* Data for this exercise *
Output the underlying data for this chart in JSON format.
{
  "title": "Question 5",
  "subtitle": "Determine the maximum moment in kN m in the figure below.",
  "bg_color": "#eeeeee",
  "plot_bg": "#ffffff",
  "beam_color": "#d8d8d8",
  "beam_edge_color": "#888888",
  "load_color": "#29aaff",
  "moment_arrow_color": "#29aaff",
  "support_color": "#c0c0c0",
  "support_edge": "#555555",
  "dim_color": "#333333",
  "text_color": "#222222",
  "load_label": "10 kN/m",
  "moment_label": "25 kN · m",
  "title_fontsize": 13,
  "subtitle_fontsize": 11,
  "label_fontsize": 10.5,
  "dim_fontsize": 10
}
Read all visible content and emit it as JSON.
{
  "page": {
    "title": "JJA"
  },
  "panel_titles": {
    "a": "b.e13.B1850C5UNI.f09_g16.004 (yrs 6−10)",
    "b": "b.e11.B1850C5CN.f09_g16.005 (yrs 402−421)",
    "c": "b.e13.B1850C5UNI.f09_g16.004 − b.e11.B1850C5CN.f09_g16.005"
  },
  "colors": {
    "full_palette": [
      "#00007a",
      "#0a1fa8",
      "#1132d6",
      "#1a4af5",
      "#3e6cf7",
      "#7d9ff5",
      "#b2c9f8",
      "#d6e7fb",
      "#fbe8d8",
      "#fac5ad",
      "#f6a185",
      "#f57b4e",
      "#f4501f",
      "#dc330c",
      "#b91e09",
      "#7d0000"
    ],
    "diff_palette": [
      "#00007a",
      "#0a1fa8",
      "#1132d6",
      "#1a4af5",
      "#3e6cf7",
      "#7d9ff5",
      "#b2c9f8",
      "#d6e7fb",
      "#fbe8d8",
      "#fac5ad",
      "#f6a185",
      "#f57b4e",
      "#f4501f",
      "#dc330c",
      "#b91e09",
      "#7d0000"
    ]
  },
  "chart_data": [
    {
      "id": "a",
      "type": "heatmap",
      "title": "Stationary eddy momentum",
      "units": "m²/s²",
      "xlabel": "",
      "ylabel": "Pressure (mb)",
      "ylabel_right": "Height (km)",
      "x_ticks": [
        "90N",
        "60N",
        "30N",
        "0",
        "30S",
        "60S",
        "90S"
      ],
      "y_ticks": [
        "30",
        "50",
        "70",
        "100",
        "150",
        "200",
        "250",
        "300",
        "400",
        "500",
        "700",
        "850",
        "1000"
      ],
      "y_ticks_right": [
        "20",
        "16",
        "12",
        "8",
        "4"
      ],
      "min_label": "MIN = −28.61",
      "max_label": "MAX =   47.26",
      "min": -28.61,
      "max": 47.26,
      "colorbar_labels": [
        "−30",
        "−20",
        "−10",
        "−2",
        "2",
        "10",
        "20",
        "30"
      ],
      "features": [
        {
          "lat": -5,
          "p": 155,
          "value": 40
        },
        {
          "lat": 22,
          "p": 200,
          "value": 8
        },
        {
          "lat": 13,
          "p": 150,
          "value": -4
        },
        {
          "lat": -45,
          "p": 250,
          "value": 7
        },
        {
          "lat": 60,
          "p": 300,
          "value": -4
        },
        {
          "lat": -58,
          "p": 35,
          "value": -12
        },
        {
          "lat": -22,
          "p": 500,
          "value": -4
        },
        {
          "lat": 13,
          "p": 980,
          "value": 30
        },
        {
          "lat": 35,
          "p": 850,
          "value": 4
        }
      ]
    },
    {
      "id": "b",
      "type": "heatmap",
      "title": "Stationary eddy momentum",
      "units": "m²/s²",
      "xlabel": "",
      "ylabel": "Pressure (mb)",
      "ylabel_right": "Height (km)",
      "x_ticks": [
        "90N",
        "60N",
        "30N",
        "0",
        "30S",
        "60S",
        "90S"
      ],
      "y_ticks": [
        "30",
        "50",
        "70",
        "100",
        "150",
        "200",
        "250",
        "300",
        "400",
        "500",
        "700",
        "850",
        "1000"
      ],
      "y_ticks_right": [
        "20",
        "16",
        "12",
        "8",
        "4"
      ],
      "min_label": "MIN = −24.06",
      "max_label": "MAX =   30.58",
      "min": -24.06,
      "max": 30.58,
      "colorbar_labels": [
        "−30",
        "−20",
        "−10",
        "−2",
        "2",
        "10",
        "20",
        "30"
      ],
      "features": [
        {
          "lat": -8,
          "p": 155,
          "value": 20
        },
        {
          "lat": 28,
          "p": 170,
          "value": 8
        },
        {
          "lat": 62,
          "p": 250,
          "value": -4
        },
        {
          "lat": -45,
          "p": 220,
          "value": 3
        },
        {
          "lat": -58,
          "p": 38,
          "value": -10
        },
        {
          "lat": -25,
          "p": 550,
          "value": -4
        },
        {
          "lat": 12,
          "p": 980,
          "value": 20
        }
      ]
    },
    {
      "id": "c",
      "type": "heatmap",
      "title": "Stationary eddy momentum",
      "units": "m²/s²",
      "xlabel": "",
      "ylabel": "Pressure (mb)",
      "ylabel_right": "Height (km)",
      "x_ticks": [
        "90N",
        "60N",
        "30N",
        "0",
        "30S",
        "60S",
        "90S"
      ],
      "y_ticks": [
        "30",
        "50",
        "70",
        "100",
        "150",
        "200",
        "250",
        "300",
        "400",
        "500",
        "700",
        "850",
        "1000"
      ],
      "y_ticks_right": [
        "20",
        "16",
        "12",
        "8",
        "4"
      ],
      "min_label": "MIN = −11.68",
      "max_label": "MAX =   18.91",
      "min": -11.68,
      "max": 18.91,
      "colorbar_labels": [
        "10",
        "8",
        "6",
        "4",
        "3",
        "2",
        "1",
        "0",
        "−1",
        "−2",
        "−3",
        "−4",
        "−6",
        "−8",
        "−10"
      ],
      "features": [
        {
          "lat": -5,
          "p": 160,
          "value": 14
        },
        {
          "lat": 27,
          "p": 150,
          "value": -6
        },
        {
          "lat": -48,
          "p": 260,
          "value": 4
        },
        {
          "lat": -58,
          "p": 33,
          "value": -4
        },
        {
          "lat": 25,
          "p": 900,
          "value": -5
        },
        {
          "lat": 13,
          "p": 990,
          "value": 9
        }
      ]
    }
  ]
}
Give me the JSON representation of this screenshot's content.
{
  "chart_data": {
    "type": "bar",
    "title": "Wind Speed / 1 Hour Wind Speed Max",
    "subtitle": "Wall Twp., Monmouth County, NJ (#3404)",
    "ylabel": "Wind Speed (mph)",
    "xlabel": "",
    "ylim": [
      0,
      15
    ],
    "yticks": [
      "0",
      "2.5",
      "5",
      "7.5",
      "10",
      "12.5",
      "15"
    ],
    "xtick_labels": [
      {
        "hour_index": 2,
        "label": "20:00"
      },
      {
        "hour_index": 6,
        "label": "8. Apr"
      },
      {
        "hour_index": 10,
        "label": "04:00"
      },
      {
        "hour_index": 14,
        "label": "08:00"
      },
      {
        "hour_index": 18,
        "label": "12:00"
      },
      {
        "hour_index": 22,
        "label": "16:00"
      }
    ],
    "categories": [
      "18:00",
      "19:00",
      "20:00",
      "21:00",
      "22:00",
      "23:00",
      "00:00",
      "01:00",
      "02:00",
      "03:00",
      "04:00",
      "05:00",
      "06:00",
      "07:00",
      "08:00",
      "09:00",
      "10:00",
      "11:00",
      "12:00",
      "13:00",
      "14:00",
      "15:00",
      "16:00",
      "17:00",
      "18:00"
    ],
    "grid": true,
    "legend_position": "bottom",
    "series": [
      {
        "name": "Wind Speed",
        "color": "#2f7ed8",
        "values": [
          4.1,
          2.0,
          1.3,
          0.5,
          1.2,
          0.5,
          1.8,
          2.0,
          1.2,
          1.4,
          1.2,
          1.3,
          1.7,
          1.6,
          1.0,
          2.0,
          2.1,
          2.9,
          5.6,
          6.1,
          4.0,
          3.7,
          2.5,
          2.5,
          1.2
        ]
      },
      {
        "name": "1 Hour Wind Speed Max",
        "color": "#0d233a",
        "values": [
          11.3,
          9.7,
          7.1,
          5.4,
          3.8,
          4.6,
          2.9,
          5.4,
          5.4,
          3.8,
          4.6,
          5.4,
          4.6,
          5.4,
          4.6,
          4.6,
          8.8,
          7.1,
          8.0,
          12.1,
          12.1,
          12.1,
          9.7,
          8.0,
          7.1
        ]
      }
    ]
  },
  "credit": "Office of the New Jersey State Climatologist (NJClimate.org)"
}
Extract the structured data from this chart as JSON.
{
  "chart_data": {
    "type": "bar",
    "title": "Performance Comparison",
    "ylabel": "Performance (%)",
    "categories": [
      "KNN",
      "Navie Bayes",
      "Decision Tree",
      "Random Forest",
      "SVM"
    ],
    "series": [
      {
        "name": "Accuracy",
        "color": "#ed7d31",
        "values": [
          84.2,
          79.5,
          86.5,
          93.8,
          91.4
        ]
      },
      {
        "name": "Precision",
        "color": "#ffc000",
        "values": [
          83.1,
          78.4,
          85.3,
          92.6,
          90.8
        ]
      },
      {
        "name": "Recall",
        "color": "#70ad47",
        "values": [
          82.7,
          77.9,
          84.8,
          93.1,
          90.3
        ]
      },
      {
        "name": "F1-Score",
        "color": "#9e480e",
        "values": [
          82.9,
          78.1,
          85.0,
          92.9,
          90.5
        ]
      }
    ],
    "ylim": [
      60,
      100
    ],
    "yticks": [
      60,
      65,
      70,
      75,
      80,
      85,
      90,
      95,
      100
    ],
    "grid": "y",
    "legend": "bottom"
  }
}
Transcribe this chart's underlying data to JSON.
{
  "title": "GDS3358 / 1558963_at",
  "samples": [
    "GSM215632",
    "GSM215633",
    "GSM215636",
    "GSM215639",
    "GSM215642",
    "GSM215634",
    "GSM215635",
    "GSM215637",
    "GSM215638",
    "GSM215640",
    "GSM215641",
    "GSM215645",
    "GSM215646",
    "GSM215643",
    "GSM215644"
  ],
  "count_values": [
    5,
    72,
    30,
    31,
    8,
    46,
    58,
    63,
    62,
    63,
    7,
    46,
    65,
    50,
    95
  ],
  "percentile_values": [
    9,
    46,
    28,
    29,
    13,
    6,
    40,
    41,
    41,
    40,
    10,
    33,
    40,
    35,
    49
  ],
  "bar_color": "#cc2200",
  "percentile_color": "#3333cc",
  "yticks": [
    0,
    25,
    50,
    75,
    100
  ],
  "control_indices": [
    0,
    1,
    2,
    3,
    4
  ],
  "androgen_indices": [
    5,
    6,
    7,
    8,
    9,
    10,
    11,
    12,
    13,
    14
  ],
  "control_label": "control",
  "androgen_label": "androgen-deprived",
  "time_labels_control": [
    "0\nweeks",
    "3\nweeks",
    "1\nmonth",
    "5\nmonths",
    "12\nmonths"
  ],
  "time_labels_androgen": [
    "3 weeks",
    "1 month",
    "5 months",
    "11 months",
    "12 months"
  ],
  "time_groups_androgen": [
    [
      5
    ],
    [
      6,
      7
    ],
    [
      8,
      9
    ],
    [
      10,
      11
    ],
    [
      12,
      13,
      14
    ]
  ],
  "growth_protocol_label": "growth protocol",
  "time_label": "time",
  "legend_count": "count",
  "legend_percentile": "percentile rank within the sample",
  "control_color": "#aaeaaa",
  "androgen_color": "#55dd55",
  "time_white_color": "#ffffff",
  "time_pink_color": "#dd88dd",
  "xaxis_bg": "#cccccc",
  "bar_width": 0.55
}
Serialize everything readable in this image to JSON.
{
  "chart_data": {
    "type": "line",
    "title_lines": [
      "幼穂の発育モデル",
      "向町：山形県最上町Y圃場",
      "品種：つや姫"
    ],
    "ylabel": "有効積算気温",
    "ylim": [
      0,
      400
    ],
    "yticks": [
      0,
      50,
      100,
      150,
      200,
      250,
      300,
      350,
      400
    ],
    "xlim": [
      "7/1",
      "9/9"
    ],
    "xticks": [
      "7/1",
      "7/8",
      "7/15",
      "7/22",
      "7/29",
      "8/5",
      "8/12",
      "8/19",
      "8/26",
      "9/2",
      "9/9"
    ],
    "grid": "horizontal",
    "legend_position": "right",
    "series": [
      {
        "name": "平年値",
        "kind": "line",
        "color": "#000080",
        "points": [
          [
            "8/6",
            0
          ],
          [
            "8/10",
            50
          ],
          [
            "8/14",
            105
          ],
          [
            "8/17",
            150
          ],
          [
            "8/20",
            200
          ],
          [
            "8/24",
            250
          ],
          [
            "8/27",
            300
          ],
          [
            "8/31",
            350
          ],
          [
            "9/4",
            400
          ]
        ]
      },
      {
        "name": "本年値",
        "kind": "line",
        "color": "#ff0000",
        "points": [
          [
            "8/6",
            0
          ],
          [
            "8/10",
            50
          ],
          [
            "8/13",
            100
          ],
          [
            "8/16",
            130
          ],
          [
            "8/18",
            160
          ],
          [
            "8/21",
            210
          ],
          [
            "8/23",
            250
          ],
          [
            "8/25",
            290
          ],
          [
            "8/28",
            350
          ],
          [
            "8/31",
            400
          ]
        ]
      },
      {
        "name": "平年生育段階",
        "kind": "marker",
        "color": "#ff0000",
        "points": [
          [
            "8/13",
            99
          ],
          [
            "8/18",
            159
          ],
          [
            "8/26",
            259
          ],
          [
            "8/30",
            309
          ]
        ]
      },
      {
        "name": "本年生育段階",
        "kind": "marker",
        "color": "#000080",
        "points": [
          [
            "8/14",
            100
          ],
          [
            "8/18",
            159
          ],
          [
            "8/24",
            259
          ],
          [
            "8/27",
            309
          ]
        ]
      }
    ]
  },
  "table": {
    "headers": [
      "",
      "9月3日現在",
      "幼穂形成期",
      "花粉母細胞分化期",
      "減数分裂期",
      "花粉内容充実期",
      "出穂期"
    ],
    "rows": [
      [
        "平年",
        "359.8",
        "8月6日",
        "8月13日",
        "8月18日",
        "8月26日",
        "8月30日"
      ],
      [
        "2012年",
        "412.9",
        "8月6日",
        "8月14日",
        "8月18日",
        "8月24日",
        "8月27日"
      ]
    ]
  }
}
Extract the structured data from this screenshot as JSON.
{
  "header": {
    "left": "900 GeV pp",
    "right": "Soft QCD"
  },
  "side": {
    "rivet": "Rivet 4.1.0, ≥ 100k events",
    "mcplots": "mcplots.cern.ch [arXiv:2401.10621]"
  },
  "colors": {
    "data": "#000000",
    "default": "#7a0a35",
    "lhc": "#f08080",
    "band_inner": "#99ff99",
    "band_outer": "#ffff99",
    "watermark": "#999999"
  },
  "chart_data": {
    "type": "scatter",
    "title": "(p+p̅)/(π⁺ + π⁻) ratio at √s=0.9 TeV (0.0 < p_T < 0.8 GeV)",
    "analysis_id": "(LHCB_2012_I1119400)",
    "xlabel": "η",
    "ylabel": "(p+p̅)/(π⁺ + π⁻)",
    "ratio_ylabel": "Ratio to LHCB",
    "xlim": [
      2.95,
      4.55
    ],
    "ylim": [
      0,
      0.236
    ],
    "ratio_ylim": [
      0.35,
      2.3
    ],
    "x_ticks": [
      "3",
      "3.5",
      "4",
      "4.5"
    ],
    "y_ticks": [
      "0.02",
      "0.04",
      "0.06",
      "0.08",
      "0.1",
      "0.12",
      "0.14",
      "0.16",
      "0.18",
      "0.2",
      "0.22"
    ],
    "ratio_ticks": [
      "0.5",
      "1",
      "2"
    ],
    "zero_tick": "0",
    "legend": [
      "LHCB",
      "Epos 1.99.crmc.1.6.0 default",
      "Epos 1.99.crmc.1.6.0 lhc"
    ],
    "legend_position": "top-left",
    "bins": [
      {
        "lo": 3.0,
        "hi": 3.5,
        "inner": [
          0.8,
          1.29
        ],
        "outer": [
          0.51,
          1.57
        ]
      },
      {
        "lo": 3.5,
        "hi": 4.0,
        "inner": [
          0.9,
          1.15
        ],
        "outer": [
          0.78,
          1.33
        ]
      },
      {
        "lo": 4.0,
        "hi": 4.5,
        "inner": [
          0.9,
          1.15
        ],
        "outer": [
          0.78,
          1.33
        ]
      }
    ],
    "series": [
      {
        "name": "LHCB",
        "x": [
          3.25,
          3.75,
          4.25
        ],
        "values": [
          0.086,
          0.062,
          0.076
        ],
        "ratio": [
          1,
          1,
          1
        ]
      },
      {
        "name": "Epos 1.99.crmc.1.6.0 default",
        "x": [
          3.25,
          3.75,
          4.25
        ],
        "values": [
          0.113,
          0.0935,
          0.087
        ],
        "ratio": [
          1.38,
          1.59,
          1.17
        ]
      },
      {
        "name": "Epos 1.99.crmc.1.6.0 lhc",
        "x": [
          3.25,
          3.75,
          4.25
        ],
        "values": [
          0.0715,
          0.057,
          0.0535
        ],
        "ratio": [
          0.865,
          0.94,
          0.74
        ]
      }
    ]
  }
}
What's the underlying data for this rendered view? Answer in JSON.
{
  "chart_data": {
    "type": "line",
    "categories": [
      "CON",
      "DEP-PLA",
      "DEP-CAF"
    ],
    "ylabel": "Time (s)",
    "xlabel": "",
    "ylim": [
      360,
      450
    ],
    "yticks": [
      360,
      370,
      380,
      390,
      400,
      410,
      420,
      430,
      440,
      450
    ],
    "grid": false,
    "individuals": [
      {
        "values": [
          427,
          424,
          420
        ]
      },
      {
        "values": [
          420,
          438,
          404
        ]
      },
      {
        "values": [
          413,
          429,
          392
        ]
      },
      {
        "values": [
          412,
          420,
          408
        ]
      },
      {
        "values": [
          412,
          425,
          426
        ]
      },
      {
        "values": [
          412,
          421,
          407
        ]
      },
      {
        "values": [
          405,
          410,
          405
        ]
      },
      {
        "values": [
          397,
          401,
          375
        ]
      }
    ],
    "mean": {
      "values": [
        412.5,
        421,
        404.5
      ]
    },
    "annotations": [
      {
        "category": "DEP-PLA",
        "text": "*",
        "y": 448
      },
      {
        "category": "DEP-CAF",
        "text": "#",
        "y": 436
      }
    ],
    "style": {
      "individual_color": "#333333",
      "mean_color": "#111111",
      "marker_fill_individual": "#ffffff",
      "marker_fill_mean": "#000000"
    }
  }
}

* Short task *
Return the line that contains "What's the underlying" and all lines after it, verbatim, and nothing else.

* The reply *
What's the underlying data for this rendered view? Answer in JSON.
{
  "chart_data": {
    "type": "line",
    "categories": [
      "CON",
      "DEP-PLA",
      "DEP-CAF"
    ],
    "ylabel": "Time (s)",
    "xlabel": "",
    "ylim": [
      360,
      450
    ],
    "yticks": [
      360,
      370,
      380,
      390,
      400,
      410,
      420,
      430,
      440,
      450
    ],
    "grid": false,
    "individuals": [
      {
        "values": [
          427,
          424,
          420
        ]
      },
      {
        "values": [
          420,
          438,
          404
        ]
      },
      {
        "values": [
          413,
          429,
          392
        ]
      },
      {
        "values": [
          412,
          420,
          408
        ]
      },
      {
        "values": [
          412,
          425,
          426
        ]
      },
      {
        "values": [
          412,
          421,
          407
        ]
      },
      {
        "values": [
          405,
          410,
          405
        ]
      },
      {
        "values": [
          397,
          401,
          375
        ]
      }
    ],
    "mean": {
      "values": [
        412.5,
        421,
        404.5
      ]
    },
    "annotations": [
      {
        "category": "DEP-PLA",
        "text": "*",
        "y": 448
      },
      {
        "category": "DEP-CAF",
        "text": "#",
        "y": 436
      }
    ],
    "style": {
      "individual_color": "#333333",
      "mean_color": "#111111",
      "marker_fill_individual": "#ffffff",
      "marker_fill_mean": "#000000"
    }
  }
}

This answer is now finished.